** start of RECORDS SUPPLIED **

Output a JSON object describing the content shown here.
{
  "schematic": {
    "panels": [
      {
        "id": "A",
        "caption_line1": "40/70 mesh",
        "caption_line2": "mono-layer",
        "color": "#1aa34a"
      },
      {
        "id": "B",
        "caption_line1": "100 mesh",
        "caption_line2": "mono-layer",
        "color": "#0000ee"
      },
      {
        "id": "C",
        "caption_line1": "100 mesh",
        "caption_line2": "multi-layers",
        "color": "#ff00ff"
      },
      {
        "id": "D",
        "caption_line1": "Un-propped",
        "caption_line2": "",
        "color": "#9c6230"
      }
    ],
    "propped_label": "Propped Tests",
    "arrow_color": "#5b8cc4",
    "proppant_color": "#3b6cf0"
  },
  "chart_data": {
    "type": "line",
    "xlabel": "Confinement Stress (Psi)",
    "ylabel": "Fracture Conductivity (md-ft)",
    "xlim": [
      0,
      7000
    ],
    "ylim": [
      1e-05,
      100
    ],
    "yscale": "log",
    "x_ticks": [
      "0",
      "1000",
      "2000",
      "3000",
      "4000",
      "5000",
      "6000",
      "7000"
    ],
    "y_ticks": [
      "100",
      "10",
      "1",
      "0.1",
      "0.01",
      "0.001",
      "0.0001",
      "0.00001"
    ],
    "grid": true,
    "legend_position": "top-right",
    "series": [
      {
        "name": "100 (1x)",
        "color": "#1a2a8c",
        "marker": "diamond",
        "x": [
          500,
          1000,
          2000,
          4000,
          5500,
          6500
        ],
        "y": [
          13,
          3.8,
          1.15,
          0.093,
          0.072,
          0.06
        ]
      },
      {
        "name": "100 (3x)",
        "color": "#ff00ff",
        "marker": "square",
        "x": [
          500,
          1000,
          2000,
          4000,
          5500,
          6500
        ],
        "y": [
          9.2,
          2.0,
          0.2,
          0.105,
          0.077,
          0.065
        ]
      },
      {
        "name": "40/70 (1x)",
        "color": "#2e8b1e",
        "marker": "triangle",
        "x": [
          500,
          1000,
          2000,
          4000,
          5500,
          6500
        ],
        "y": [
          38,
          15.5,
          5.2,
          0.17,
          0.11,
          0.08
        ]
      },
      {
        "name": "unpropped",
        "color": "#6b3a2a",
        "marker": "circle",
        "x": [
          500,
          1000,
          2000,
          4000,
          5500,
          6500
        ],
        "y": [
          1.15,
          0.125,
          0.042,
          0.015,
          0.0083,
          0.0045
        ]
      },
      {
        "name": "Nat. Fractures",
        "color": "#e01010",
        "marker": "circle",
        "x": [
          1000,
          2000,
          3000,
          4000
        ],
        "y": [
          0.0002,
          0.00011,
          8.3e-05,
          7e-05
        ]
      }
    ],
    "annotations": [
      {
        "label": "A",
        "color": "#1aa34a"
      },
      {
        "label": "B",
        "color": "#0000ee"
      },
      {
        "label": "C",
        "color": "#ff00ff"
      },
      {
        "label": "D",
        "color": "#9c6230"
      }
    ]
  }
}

** end of RECORDS SUPPLIED **

Retype every entry word for word.

■ TASK RESPONSE ■
Output a JSON object describing the content shown here.
{
  "schematic": {
    "panels": [
      {
        "id": "A",
        "caption_line1": "40/70 mesh",
        "caption_line2": "mono-layer",
        "color": "#1aa34a"
      },
      {
        "id": "B",
        "caption_line1": "100 mesh",
        "caption_line2": "mono-layer",
        "color": "#0000ee"
      },
      {
        "id": "C",
        "caption_line1": "100 mesh",
        "caption_line2": "multi-layers",
        "color": "#ff00ff"
      },
      {
        "id": "D",
        "caption_line1": "Un-propped",
        "caption_line2": "",
        "color": "#9c6230"
      }
    ],
    "propped_label": "Propped Tests",
    "arrow_color": "#5b8cc4",
    "proppant_color": "#3b6cf0"
  },
  "chart_data": {
    "type": "line",
    "xlabel": "Confinement Stress (Psi)",
    "ylabel": "Fracture Conductivity (md-ft)",
    "xlim": [
      0,
      7000
    ],
    "ylim": [
      1e-05,
      100
    ],
    "yscale": "log",
    "x_ticks": [
      "0",
      "1000",
      "2000",
      "3000",
      "4000",
      "5000",
      "6000",
      "7000"
    ],
    "y_ticks": [
      "100",
      "10",
      "1",
      "0.1",
      "0.01",
      "0.001",
      "0.0001",
      "0.00001"
    ],
    "grid": true,
    "legend_position": "top-right",
    "series": [
      {
        "name": "100 (1x)",
        "color": "#1a2a8c",
        "marker": "diamond",
        "x": [
          500,
          1000,
          2000,
          4000,
          5500,
          6500
        ],
        "y": [
          13,
          3.8,
          1.15,
          0.093,
          0.072,
          0.06
        ]
      },
      {
        "name": "100 (3x)",
        "color": "#ff00ff",
        "marker": "square",
        "x": [
          500,
          1000,
          2000,
          4000,
          5500,
          6500
        ],
        "y": [
          9.2,
          2.0,
          0.2,
          0.105,
          0.077,
          0.065
        ]
      },
      {
        "name": "40/70 (1x)",
        "color": "#2e8b1e",
        "marker": "triangle",
        "x": [
          500,
          1000,
          2000,
          4000,
          5500,
          6500
        ],
        "y": [
          38,
          15.5,
          5.2,
          0.17,
          0.11,
          0.08
        ]
      },
      {
        "name": "unpropped",
        "color": "#6b3a2a",
        "marker": "circle",
        "x": [
          500,
          1000,
          2000,
          4000,
          5500,
          6500
        ],
        "y": [
          1.15,
          0.125,
          0.042,
          0.015,
          0.0083,
          0.0045
        ]
      },
      {
        "name": "Nat. Fractures",
        "color": "#e01010",
        "marker": "circle",
        "x": [
          1000,
          2000,
          3000,
          4000
        ],
        "y": [
          0.0002,
          0.00011,
          8.3e-05,
          7e-05
        ]
      }
    ],
    "annotations": [
      {
        "label": "A",
        "color": "#1aa34a"
      },
      {
        "label": "B",
        "color": "#0000ee"
      },
      {
        "label": "C",
        "color": "#ff00ff"
      },
      {
        "label": "D",
        "color": "#9c6230"
      }
    ]
  }
}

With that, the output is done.